#### [Problem statement]
Omit every picture and write out the rest of the records exactly.

━━━━━ Records supplied

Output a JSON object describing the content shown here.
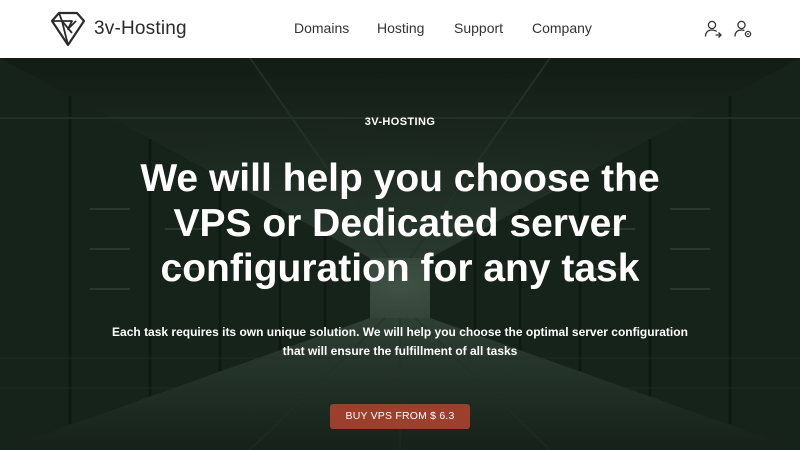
{
  "header": {
    "logo_text": "3v-Hosting",
    "logo_icon": "diamond-logo-icon",
    "nav": [
      {
        "label": "Domains"
      },
      {
        "label": "Hosting"
      },
      {
        "label": "Support"
      },
      {
        "label": "Company"
      }
    ],
    "icons": [
      "user-add-icon",
      "user-settings-icon"
    ]
  },
  "hero": {
    "eyebrow": "3V-HOSTING",
    "headline": "We will help you choose the VPS or Dedicated server configuration for any task",
    "subtext": "Each task requires its own unique solution. We will help you choose the optimal server configuration that will ensure the fulfillment of all tasks",
    "cta_label": "BUY VPS FROM $ 6.3",
    "background": "server-room-corridor-image"
  },
  "colors": {
    "header_bg": "#ffffff",
    "hero_tint": "#1a2a1f",
    "cta_bg": "#9c3f2c",
    "text_light": "#ffffff",
    "text_dark": "#333333"
  }
}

━━━━━━━━━━

#### [Output for this exercise]
Output a JSON object describing the content shown here.
{
  "header": {
    "logo_text": "3v-Hosting",
    "logo_icon": "diamond-logo-icon",
    "nav": [
      {
        "label": "Domains"
      },
      {
        "label": "Hosting"
      },
      {
        "label": "Support"
      },
      {
        "label": "Company"
      }
    ],
    "icons": [
      "user-add-icon",
      "user-settings-icon"
    ]
  },
  "hero": {
    "eyebrow": "3V-HOSTING",
    "headline": "We will help you choose the VPS or Dedicated server configuration for any task",
    "subtext": "Each task requires its own unique solution. We will help you choose the optimal server configuration that will ensure the fulfillment of all tasks",
    "cta_label": "BUY VPS FROM $ 6.3",
    "background": "server-room-corridor-image"
  },
  "colors": {
    "header_bg": "#ffffff",
    "hero_tint": "#1a2a1f",
    "cta_bg": "#9c3f2c",
    "text_light": "#ffffff",
    "text_dark": "#333333"
  }
}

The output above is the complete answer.